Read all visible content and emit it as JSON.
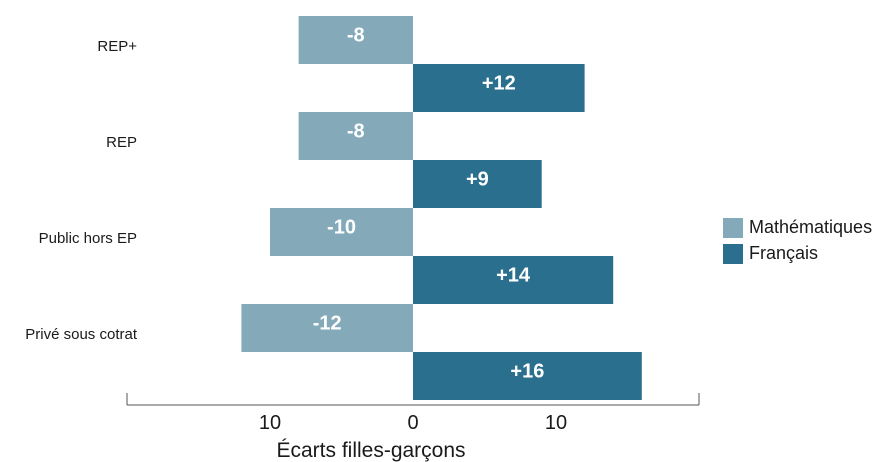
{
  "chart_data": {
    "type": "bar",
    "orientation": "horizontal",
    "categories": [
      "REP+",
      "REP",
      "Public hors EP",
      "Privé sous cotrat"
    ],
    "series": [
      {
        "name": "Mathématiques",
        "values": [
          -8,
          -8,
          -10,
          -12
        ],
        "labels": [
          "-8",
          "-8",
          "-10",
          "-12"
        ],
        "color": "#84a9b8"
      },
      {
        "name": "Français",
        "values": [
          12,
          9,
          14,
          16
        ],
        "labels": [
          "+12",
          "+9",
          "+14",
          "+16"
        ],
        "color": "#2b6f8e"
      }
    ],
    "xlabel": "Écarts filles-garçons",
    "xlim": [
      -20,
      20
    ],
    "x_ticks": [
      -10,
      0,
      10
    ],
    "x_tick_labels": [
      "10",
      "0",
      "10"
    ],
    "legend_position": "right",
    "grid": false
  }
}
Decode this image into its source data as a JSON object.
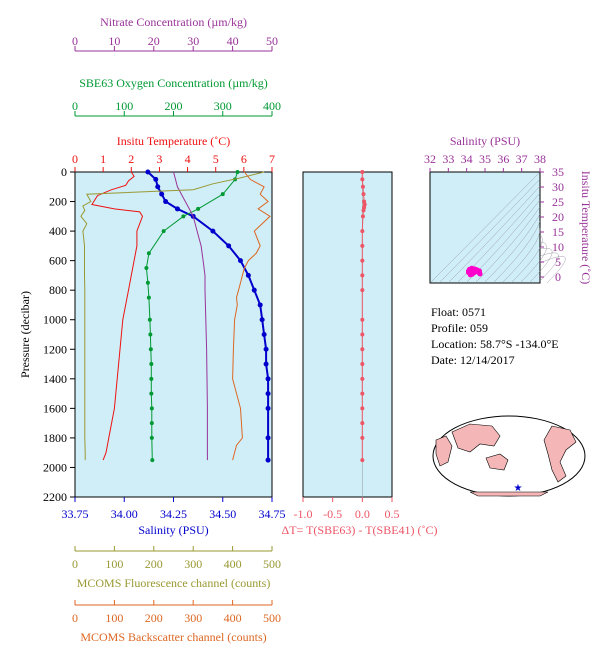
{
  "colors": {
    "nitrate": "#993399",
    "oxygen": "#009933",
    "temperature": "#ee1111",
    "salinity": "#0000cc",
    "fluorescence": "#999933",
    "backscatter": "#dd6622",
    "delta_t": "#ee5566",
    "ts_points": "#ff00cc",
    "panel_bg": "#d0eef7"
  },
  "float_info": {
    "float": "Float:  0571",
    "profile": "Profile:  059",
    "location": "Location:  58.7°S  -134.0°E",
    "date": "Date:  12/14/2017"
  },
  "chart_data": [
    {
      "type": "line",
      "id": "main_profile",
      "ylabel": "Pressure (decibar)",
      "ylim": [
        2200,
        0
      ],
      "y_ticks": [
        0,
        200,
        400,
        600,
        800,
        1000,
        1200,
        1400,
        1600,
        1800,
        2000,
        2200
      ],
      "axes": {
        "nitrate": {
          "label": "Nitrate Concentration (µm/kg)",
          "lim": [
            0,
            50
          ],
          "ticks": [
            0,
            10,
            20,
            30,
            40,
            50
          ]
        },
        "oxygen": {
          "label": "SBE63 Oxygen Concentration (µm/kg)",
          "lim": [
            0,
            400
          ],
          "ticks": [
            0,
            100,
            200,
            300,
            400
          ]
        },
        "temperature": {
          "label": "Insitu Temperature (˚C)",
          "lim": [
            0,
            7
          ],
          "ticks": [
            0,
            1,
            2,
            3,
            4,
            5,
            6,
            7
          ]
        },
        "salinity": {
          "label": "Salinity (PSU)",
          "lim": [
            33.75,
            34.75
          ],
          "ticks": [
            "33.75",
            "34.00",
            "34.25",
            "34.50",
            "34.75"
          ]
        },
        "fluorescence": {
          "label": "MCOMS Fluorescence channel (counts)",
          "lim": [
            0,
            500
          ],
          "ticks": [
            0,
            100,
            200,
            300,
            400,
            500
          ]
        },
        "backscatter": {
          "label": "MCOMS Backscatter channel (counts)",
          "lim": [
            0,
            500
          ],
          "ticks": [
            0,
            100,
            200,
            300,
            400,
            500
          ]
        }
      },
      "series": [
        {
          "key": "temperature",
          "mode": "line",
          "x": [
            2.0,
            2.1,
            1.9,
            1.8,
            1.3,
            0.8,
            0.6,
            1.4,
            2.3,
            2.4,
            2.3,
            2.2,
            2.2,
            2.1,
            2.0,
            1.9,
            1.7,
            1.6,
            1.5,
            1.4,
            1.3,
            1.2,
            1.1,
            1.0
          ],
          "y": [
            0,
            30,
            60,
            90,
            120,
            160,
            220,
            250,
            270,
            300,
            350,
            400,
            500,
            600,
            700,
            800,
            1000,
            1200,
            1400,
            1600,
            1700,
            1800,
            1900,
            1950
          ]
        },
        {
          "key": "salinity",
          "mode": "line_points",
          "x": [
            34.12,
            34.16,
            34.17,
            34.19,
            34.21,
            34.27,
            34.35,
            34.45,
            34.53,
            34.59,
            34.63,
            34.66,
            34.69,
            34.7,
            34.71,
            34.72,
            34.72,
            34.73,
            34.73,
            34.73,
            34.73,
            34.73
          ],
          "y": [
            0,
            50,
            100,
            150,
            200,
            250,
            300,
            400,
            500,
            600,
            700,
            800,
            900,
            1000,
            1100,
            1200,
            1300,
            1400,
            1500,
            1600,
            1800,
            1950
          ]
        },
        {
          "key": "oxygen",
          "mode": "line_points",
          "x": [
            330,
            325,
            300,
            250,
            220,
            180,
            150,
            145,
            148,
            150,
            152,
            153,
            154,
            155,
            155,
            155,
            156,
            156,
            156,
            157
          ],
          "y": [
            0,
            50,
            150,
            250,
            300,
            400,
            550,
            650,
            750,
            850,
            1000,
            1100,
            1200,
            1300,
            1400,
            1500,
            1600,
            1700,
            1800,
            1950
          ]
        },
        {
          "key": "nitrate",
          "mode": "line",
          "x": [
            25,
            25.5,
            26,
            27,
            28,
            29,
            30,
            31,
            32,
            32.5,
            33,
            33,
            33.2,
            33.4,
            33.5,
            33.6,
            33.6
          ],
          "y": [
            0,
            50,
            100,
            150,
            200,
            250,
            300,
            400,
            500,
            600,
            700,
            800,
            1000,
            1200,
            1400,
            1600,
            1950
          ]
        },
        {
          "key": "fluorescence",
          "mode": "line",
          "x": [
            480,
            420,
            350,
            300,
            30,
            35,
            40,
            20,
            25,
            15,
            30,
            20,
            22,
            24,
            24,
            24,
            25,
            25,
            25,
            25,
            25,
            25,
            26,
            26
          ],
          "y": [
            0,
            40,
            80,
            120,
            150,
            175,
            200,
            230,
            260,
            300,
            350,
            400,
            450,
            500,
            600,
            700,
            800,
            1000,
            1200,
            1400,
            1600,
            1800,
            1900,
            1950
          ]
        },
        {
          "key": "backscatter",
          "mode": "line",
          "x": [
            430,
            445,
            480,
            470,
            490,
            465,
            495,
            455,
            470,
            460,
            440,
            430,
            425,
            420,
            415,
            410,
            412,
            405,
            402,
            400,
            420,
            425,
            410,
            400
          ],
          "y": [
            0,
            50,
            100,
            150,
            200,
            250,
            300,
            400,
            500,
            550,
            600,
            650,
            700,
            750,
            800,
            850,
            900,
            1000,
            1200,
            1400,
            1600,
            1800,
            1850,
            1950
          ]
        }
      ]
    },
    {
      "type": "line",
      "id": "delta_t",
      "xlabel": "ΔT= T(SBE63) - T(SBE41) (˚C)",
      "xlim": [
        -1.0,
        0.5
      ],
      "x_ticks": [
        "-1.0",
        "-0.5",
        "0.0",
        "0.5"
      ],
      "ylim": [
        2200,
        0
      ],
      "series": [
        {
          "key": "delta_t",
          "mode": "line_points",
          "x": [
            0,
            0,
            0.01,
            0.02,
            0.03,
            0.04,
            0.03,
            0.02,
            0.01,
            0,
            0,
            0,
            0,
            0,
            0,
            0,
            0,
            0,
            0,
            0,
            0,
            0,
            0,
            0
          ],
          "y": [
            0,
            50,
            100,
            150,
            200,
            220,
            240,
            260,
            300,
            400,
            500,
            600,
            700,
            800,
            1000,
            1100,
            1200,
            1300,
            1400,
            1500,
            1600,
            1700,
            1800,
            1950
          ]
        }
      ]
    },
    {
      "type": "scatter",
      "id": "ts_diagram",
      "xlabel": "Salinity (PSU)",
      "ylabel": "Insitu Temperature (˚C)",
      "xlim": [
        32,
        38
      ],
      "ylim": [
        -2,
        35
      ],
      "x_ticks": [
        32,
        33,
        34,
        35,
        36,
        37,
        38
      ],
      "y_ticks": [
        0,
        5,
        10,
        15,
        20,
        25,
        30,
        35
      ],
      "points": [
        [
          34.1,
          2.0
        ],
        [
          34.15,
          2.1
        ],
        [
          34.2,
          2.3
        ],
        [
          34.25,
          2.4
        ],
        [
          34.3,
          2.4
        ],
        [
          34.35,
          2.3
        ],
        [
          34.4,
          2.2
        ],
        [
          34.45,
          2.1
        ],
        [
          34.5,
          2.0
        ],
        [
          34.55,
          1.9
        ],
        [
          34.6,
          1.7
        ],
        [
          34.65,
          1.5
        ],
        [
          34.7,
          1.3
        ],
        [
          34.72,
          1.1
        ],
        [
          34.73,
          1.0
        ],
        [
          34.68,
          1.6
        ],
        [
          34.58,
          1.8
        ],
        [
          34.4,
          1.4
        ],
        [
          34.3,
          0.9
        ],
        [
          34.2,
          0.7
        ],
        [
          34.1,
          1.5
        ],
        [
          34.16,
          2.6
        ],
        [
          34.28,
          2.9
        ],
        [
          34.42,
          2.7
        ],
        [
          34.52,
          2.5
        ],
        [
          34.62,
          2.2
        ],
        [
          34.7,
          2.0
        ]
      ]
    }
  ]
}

========================

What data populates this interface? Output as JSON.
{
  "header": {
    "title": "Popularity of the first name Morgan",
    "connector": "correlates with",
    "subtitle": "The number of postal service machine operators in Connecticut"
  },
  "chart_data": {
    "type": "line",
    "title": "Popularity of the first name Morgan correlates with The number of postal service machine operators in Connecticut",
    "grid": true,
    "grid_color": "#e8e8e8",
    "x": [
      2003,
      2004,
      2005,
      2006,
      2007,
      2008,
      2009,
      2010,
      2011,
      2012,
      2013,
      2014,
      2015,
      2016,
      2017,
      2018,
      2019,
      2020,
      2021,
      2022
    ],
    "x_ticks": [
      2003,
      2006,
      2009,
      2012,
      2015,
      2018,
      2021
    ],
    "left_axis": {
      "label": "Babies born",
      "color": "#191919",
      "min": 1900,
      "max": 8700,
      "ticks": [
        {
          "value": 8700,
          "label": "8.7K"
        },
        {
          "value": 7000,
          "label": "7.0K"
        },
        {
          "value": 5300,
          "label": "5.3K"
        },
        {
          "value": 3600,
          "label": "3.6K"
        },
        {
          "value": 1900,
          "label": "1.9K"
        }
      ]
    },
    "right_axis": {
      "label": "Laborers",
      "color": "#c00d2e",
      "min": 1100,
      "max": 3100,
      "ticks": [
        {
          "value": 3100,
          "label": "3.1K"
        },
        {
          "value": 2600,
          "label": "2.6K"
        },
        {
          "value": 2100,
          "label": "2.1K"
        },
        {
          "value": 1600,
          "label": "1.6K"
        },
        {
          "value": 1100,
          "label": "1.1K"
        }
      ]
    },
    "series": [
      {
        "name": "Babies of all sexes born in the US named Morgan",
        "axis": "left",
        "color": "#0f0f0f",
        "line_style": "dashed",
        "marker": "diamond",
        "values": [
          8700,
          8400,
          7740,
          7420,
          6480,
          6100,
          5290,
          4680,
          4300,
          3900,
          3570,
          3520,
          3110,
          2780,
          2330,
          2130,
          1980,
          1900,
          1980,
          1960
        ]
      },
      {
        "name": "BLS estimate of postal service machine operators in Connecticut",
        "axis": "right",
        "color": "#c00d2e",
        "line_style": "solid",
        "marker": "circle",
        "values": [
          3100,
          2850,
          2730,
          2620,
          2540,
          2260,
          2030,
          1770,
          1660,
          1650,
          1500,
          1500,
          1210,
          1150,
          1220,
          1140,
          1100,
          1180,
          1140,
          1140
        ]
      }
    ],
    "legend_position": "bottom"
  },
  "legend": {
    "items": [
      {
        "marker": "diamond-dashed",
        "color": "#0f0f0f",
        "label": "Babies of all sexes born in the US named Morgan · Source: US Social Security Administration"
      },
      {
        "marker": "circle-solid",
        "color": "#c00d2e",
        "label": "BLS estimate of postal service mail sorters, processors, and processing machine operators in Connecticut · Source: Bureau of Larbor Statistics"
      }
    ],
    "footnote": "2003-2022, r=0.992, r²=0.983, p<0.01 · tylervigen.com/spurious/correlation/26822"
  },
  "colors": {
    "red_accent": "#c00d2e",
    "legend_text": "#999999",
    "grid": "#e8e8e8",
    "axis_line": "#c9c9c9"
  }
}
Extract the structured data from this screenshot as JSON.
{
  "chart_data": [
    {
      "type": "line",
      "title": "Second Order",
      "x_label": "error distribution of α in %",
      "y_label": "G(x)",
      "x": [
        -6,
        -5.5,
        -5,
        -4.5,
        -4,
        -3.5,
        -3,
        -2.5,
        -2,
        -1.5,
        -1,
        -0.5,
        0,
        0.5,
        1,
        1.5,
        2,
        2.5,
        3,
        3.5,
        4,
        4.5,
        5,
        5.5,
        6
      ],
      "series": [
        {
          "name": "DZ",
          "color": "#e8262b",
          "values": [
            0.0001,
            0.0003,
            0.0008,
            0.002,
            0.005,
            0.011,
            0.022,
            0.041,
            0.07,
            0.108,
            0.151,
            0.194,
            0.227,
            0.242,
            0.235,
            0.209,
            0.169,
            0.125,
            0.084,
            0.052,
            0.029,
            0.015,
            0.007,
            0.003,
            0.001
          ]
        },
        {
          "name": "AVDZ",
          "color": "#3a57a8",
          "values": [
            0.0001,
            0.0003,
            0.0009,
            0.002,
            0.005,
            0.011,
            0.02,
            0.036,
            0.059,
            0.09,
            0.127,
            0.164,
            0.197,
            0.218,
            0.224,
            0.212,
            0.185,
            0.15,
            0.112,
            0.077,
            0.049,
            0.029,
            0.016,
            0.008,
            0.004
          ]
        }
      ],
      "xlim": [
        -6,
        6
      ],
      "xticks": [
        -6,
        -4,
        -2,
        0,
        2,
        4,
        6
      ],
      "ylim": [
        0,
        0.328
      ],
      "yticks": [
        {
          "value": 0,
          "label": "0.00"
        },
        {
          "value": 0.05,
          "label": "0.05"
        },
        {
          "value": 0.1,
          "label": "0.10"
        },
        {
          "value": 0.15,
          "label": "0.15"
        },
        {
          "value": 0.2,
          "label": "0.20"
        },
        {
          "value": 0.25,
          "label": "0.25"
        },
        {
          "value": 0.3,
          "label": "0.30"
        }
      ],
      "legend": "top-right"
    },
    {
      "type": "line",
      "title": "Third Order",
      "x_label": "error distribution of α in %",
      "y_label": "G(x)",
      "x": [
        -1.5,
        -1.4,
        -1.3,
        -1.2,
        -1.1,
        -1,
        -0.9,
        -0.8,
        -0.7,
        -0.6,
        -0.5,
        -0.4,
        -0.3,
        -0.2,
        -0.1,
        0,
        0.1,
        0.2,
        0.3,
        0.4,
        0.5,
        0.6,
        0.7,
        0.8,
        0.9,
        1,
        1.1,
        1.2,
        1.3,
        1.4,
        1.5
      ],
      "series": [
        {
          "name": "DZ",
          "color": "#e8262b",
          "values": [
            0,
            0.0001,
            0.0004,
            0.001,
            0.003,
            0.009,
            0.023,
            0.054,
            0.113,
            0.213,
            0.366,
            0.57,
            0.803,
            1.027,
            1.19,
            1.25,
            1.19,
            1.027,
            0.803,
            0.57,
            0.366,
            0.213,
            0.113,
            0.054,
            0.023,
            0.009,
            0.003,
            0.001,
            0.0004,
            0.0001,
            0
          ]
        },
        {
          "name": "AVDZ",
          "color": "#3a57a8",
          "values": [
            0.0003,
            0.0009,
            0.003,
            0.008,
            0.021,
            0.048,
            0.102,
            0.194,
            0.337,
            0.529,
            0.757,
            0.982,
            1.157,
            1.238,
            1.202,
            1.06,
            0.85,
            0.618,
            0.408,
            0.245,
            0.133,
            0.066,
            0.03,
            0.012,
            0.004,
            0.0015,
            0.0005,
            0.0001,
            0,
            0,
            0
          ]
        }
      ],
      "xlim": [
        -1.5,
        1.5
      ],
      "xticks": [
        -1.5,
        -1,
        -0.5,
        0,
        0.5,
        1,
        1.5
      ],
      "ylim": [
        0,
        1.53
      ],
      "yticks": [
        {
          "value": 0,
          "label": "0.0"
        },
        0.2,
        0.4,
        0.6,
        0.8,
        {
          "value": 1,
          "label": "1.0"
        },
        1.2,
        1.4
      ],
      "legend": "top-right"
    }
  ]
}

========================

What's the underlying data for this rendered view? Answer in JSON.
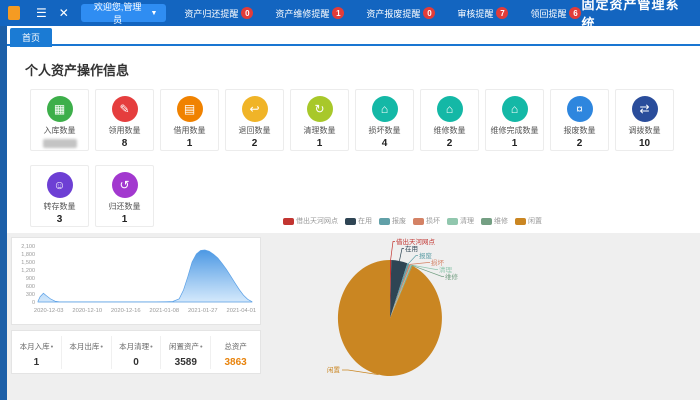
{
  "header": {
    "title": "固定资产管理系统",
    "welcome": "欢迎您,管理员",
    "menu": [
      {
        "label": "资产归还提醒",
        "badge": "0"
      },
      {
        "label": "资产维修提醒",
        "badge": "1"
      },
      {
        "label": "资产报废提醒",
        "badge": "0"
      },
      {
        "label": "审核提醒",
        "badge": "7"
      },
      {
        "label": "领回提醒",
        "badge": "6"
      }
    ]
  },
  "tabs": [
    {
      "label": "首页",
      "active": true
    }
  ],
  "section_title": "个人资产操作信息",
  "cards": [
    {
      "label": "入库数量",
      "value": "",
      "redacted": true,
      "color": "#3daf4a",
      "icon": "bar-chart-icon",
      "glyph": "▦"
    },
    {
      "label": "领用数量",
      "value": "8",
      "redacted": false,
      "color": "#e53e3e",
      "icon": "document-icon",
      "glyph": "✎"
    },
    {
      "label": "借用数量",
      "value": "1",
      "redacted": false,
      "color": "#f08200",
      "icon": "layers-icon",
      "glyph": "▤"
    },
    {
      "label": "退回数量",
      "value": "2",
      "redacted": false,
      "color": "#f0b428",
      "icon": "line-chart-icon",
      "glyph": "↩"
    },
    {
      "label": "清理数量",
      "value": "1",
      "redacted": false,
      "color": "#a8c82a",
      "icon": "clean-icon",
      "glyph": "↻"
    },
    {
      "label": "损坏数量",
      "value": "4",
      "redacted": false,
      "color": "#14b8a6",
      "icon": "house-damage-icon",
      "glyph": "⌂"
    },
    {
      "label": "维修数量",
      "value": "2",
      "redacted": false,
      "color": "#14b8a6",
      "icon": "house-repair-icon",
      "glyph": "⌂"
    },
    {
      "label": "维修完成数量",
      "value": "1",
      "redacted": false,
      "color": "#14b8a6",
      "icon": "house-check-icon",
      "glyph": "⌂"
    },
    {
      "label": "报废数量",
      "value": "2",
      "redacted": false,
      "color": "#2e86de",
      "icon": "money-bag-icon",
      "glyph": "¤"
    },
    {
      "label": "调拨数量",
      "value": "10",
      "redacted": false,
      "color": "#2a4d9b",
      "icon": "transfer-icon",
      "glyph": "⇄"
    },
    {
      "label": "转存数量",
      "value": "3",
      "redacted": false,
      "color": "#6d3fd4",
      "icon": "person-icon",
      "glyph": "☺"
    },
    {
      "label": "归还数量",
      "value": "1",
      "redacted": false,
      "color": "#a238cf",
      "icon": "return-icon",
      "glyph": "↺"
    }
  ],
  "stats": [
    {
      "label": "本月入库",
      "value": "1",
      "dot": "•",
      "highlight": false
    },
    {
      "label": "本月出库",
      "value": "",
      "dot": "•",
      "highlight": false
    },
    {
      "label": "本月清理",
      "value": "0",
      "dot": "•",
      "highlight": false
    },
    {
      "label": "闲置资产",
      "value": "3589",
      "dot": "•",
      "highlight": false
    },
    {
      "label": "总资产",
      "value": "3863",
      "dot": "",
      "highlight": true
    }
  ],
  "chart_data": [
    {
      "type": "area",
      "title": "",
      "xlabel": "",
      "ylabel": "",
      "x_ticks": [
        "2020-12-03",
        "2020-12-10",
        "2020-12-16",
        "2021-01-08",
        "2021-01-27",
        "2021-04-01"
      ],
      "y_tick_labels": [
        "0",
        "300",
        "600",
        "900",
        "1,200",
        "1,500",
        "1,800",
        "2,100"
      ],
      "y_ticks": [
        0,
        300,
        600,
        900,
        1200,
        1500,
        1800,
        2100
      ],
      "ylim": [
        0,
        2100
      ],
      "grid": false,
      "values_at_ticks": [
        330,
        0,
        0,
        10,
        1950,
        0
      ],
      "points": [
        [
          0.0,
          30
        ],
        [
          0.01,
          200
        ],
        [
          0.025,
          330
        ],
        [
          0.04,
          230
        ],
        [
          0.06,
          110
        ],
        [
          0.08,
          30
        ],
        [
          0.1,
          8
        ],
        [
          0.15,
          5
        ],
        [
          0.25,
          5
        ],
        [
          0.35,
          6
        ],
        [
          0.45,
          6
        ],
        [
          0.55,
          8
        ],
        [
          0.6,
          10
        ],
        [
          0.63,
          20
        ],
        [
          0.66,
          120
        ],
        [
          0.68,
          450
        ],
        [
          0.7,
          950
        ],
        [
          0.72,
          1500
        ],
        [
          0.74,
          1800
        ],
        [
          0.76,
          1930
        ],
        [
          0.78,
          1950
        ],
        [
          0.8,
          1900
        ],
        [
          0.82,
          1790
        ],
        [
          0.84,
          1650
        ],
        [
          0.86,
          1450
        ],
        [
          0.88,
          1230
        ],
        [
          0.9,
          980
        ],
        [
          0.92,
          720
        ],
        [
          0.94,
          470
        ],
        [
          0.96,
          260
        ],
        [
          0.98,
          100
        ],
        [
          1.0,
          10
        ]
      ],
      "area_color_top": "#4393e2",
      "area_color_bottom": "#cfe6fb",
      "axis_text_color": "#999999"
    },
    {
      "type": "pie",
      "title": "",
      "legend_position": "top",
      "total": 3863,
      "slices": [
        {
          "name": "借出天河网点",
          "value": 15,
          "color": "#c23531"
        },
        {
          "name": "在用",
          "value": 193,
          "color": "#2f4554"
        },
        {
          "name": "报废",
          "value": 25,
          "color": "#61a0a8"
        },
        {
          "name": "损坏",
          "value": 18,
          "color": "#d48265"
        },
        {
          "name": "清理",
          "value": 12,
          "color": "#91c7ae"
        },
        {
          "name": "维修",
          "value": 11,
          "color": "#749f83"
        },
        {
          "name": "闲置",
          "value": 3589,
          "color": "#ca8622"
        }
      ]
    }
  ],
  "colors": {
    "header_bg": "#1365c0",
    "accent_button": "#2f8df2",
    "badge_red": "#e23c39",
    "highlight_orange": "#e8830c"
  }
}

========================

Count the lines above that contain the word "Concentration". Give only the number.

Response to this exercise
2